***** Materiały do ćwiczenia

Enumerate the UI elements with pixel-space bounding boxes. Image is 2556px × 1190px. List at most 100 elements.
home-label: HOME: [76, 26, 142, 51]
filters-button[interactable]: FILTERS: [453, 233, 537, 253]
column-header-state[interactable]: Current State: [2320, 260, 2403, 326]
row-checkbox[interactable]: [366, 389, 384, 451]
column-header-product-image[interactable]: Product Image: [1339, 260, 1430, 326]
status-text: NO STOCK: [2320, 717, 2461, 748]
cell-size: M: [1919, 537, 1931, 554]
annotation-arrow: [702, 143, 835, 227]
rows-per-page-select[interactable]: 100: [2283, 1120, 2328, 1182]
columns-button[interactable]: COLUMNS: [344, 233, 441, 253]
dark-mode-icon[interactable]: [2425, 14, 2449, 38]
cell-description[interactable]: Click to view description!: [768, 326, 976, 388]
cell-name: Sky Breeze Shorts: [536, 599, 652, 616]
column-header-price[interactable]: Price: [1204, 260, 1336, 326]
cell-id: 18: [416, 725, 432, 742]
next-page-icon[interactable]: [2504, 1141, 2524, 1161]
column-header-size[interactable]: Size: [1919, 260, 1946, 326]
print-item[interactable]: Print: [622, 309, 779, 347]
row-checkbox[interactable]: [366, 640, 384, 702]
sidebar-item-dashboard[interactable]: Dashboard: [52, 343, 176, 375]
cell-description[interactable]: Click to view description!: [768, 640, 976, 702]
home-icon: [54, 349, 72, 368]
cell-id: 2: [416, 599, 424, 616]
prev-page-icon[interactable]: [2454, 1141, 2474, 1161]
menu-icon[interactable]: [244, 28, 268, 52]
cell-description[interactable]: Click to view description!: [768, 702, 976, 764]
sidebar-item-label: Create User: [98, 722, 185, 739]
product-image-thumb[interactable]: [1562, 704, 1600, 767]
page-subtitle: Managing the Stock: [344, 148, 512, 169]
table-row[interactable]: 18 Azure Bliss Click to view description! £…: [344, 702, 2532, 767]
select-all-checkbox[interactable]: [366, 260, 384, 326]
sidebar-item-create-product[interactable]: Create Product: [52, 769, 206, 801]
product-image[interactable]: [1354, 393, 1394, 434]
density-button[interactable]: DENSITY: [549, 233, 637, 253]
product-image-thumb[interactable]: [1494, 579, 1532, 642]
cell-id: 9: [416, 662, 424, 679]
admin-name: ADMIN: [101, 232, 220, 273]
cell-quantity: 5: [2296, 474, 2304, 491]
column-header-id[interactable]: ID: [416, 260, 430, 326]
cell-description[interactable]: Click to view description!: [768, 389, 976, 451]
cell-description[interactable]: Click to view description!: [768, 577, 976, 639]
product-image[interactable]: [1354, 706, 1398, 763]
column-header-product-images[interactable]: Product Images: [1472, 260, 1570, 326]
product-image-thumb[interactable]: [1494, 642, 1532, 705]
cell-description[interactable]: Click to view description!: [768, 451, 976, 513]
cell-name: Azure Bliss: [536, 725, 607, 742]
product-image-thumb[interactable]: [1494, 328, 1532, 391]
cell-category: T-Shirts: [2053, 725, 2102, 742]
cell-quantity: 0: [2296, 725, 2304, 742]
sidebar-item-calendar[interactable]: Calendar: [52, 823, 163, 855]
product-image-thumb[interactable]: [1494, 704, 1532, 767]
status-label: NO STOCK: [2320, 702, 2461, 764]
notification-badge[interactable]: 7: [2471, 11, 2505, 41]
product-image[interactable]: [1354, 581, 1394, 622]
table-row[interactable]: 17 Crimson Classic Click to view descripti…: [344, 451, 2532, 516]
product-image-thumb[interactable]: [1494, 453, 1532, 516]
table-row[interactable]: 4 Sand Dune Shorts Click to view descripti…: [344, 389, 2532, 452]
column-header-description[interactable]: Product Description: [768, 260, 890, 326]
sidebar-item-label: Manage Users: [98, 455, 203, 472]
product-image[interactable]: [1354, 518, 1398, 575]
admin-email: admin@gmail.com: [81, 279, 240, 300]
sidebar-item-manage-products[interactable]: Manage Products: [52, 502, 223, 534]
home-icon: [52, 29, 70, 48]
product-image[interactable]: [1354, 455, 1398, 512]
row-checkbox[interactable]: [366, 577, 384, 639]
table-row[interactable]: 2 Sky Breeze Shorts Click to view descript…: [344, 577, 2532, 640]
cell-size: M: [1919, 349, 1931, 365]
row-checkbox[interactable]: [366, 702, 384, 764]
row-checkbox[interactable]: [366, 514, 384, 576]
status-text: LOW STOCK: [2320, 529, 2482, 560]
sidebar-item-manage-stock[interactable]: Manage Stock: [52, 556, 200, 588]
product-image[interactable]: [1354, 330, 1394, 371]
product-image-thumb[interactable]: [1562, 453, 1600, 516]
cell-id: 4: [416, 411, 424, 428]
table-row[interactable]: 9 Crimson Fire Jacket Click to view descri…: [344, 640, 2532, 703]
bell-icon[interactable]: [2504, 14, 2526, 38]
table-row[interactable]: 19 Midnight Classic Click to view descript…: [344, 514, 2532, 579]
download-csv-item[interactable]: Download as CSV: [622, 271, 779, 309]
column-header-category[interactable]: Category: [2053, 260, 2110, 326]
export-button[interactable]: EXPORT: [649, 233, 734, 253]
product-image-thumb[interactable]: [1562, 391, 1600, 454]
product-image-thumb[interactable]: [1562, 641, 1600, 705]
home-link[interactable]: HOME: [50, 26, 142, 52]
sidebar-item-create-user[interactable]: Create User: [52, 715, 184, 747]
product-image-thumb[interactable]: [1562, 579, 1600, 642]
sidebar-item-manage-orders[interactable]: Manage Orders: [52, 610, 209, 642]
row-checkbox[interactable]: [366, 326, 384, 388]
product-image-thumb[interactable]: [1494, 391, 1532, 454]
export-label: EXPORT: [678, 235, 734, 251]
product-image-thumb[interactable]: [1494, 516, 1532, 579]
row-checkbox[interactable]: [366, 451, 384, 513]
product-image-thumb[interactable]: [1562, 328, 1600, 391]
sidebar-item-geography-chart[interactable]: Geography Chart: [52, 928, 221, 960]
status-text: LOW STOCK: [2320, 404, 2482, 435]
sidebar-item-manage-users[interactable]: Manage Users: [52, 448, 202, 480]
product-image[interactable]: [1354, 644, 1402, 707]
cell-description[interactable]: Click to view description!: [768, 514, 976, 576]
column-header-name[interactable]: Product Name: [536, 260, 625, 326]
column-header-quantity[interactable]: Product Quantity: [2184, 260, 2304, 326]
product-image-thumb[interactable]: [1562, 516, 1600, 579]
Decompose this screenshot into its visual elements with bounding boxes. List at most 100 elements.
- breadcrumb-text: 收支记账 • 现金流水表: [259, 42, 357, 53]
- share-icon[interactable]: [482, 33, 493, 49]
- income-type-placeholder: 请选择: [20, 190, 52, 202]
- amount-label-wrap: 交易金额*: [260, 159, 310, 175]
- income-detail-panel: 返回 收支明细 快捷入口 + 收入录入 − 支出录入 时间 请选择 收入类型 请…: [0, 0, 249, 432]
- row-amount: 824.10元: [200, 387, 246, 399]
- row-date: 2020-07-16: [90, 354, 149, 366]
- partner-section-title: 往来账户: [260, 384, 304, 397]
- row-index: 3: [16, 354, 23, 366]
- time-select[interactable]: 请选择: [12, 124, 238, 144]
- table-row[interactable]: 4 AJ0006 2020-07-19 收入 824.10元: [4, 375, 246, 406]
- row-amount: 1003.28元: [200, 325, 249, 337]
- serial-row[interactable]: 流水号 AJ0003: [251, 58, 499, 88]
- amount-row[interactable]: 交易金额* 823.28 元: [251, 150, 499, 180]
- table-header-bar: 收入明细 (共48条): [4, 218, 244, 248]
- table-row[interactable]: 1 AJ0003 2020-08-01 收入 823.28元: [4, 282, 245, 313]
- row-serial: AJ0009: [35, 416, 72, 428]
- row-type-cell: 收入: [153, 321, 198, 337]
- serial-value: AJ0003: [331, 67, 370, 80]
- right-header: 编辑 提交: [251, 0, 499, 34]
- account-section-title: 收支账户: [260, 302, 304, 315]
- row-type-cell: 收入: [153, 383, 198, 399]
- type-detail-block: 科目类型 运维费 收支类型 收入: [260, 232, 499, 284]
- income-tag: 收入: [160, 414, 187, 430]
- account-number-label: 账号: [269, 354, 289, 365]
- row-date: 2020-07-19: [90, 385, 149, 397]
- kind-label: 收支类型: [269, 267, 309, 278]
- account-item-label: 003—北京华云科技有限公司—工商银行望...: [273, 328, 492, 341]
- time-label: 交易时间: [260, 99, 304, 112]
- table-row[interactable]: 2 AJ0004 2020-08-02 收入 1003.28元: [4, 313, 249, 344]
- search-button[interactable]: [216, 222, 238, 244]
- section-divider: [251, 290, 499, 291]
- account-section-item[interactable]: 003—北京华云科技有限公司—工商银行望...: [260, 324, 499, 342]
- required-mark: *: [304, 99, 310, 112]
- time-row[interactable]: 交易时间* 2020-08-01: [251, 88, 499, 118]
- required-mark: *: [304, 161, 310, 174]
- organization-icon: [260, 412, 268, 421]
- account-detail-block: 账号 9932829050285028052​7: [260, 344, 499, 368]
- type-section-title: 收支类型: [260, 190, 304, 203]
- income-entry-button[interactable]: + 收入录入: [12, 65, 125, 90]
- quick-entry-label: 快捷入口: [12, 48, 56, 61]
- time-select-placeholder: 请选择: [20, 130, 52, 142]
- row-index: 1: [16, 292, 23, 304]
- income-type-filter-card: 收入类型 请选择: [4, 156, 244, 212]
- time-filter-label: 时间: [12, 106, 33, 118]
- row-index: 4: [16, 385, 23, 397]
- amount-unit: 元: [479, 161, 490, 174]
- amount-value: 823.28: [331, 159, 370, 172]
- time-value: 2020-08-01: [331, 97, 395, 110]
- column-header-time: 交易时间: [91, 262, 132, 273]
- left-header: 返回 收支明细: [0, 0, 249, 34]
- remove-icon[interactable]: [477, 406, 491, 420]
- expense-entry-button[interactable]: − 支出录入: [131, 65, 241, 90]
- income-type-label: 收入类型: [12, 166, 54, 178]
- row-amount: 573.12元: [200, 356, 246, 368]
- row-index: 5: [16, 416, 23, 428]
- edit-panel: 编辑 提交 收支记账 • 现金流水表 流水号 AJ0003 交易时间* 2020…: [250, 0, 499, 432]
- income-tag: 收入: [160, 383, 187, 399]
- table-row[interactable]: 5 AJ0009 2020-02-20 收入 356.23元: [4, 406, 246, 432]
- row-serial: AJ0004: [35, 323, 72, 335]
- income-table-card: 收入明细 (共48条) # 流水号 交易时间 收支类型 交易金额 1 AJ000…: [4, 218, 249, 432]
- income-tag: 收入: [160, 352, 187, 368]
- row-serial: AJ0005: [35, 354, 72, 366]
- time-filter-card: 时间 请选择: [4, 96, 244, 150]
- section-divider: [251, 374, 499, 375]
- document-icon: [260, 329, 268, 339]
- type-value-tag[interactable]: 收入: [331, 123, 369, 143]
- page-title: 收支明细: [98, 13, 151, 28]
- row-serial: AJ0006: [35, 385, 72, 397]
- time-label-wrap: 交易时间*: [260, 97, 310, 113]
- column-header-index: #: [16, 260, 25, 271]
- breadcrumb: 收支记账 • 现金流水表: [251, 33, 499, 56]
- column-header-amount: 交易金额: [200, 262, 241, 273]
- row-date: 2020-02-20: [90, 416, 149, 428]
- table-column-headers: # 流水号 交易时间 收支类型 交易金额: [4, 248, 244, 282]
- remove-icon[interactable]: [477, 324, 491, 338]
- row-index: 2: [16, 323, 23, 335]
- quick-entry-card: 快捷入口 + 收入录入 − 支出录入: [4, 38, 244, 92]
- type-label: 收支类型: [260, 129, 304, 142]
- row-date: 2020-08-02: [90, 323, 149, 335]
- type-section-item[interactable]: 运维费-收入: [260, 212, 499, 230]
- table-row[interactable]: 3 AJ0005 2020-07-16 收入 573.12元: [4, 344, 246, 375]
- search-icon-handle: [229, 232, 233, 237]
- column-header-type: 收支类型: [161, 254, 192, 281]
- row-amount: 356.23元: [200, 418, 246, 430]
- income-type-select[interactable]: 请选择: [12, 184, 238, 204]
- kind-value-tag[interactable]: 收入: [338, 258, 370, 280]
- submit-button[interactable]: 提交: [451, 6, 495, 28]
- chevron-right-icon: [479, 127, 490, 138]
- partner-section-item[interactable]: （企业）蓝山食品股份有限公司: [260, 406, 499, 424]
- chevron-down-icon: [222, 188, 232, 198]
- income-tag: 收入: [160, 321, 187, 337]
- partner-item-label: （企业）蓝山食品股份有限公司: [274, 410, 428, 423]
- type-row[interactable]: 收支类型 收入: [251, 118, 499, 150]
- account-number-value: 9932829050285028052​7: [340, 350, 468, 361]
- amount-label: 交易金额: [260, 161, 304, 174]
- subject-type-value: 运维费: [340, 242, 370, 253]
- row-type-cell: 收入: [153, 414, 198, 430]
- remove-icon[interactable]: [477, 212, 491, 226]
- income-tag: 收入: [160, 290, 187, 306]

**********

Instrukcja do zadania -
Proszę przepisać bez żadnych zmian wiersze rekordów, poczynając od pierwszego wiersza rekordów i kończąc na wierszu zawierającym "cell-size: M: [1919, 537, 1931, 554]", łącznie z tym wierszem.

Wynik ćwiczenia -
Enumerate the UI elements with pixel-space bounding boxes. Image is 2556px × 1190px. List at most 100 elements.
home-label: HOME: [76, 26, 142, 51]
filters-button[interactable]: FILTERS: [453, 233, 537, 253]
column-header-state[interactable]: Current State: [2320, 260, 2403, 326]
row-checkbox[interactable]: [366, 389, 384, 451]
column-header-product-image[interactable]: Product Image: [1339, 260, 1430, 326]
status-text: NO STOCK: [2320, 717, 2461, 748]
cell-size: M: [1919, 537, 1931, 554]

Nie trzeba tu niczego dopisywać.